> OBJECTIVE
Repeat the records below exactly as they appear.

(Collected data entries)
* START *
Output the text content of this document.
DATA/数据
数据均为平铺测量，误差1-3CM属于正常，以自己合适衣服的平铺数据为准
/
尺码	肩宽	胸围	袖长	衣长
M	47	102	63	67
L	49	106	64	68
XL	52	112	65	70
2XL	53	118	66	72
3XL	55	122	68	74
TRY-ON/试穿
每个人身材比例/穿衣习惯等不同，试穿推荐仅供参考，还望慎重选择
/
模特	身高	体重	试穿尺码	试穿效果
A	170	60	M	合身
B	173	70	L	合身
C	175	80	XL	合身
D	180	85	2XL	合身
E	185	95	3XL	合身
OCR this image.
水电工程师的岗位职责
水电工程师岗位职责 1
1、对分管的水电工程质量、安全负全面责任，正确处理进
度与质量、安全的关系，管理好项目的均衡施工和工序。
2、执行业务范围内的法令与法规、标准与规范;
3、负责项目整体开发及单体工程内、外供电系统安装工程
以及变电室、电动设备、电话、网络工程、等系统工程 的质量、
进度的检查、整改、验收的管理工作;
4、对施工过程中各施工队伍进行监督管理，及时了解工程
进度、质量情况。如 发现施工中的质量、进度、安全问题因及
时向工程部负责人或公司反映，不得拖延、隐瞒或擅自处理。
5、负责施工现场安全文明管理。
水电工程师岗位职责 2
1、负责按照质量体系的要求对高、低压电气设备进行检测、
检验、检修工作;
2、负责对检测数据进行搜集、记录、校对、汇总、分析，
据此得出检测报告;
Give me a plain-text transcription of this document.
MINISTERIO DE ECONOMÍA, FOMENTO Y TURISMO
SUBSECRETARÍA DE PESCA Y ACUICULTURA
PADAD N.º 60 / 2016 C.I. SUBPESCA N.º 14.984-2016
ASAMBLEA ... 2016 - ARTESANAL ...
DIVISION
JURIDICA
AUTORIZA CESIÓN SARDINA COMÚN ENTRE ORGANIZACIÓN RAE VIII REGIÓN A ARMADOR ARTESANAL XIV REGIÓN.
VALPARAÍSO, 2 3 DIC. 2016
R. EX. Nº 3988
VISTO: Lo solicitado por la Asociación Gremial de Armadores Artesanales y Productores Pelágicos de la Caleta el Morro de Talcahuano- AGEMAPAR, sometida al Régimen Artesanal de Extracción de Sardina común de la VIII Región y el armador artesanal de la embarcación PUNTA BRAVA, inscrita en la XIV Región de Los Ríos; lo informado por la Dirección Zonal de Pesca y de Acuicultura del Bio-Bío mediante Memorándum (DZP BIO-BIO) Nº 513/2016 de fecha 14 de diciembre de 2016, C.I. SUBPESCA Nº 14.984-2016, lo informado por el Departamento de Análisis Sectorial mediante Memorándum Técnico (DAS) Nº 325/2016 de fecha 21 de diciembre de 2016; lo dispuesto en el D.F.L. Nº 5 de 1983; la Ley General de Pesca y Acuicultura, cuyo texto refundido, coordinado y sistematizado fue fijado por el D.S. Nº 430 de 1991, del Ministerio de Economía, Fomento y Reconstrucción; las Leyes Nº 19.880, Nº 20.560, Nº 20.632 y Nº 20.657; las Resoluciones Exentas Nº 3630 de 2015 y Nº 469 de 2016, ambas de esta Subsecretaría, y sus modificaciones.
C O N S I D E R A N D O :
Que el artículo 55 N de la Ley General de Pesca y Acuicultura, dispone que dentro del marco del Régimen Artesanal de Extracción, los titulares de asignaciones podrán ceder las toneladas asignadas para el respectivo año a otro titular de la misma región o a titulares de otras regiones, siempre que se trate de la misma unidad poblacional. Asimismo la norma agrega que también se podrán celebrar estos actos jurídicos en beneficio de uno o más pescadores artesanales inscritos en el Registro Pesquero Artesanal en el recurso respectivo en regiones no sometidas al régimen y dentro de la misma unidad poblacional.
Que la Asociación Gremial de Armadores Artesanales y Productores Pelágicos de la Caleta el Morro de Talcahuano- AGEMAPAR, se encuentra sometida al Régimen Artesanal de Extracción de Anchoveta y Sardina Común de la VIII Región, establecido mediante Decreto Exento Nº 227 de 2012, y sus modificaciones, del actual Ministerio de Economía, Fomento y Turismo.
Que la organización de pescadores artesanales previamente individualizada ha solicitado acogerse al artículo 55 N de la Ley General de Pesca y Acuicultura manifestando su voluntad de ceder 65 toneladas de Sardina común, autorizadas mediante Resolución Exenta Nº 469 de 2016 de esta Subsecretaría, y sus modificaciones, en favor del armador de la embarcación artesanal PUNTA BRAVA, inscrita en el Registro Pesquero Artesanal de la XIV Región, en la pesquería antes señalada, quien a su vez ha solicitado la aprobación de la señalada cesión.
* END *
> SOLUTION
Output the text content of this document.
DATA/数据
数据均为平铺测量，误差1-3CM属于正常，以自己合适衣服的平铺数据为准
/
尺码	肩宽	胸围	袖长	衣长
M	47	102	63	67
L	49	106	64	68
XL	52	112	65	70
2XL	53	118	66	72
3XL	55	122	68	74
TRY-ON/试穿
每个人身材比例/穿衣习惯等不同，试穿推荐仅供参考，还望慎重选择
/
模特	身高	体重	试穿尺码	试穿效果
A	170	60	M	合身
B	173	70	L	合身
C	175	80	XL	合身
D	180	85	2XL	合身
E	185	95	3XL	合身
OCR this image.
水电工程师的岗位职责
水电工程师岗位职责 1
1、对分管的水电工程质量、安全负全面责任，正确处理进
度与质量、安全的关系，管理好项目的均衡施工和工序。
2、执行业务范围内的法令与法规、标准与规范;
3、负责项目整体开发及单体工程内、外供电系统安装工程
以及变电室、电动设备、电话、网络工程、等系统工程 的质量、
进度的检查、整改、验收的管理工作;
4、对施工过程中各施工队伍进行监督管理，及时了解工程
进度、质量情况。如 发现施工中的质量、进度、安全问题因及
时向工程部负责人或公司反映，不得拖延、隐瞒或擅自处理。
5、负责施工现场安全文明管理。
水电工程师岗位职责 2
1、负责按照质量体系的要求对高、低压电气设备进行检测、
检验、检修工作;
2、负责对检测数据进行搜集、记录、校对、汇总、分析，
据此得出检测报告;
Give me a plain-text transcription of this document.
MINISTERIO DE ECONOMÍA, FOMENTO Y TURISMO
SUBSECRETARÍA DE PESCA Y ACUICULTURA
PADAD N.º 60 / 2016 C.I. SUBPESCA N.º 14.984-2016
ASAMBLEA ... 2016 - ARTESANAL ...
DIVISION
JURIDICA
AUTORIZA CESIÓN SARDINA COMÚN ENTRE ORGANIZACIÓN RAE VIII REGIÓN A ARMADOR ARTESANAL XIV REGIÓN.
VALPARAÍSO, 2 3 DIC. 2016
R. EX. Nº 3988
VISTO: Lo solicitado por la Asociación Gremial de Armadores Artesanales y Productores Pelágicos de la Caleta el Morro de Talcahuano- AGEMAPAR, sometida al Régimen Artesanal de Extracción de Sardina común de la VIII Región y el armador artesanal de la embarcación PUNTA BRAVA, inscrita en la XIV Región de Los Ríos; lo informado por la Dirección Zonal de Pesca y de Acuicultura del Bio-Bío mediante Memorándum (DZP BIO-BIO) Nº 513/2016 de fecha 14 de diciembre de 2016, C.I. SUBPESCA Nº 14.984-2016, lo informado por el Departamento de Análisis Sectorial mediante Memorándum Técnico (DAS) Nº 325/2016 de fecha 21 de diciembre de 2016; lo dispuesto en el D.F.L. Nº 5 de 1983; la Ley General de Pesca y Acuicultura, cuyo texto refundido, coordinado y sistematizado fue fijado por el D.S. Nº 430 de 1991, del Ministerio de Economía, Fomento y Reconstrucción; las Leyes Nº 19.880, Nº 20.560, Nº 20.632 y Nº 20.657; las Resoluciones Exentas Nº 3630 de 2015 y Nº 469 de 2016, ambas de esta Subsecretaría, y sus modificaciones.
C O N S I D E R A N D O :
Que el artículo 55 N de la Ley General de Pesca y Acuicultura, dispone que dentro del marco del Régimen Artesanal de Extracción, los titulares de asignaciones podrán ceder las toneladas asignadas para el respectivo año a otro titular de la misma región o a titulares de otras regiones, siempre que se trate de la misma unidad poblacional. Asimismo la norma agrega que también se podrán celebrar estos actos jurídicos en beneficio de uno o más pescadores artesanales inscritos en el Registro Pesquero Artesanal en el recurso respectivo en regiones no sometidas al régimen y dentro de la misma unidad poblacional.
Que la Asociación Gremial de Armadores Artesanales y Productores Pelágicos de la Caleta el Morro de Talcahuano- AGEMAPAR, se encuentra sometida al Régimen Artesanal de Extracción de Anchoveta y Sardina Común de la VIII Región, establecido mediante Decreto Exento Nº 227 de 2012, y sus modificaciones, del actual Ministerio de Economía, Fomento y Turismo.
Que la organización de pescadores artesanales previamente individualizada ha solicitado acogerse al artículo 55 N de la Ley General de Pesca y Acuicultura manifestando su voluntad de ceder 65 toneladas de Sardina común, autorizadas mediante Resolución Exenta Nº 469 de 2016 de esta Subsecretaría, y sus modificaciones, en favor del armador de la embarcación artesanal PUNTA BRAVA, inscrita en el Registro Pesquero Artesanal de la XIV Región, en la pesquería antes señalada, quien a su vez ha solicitado la aprobación de la señalada cesión.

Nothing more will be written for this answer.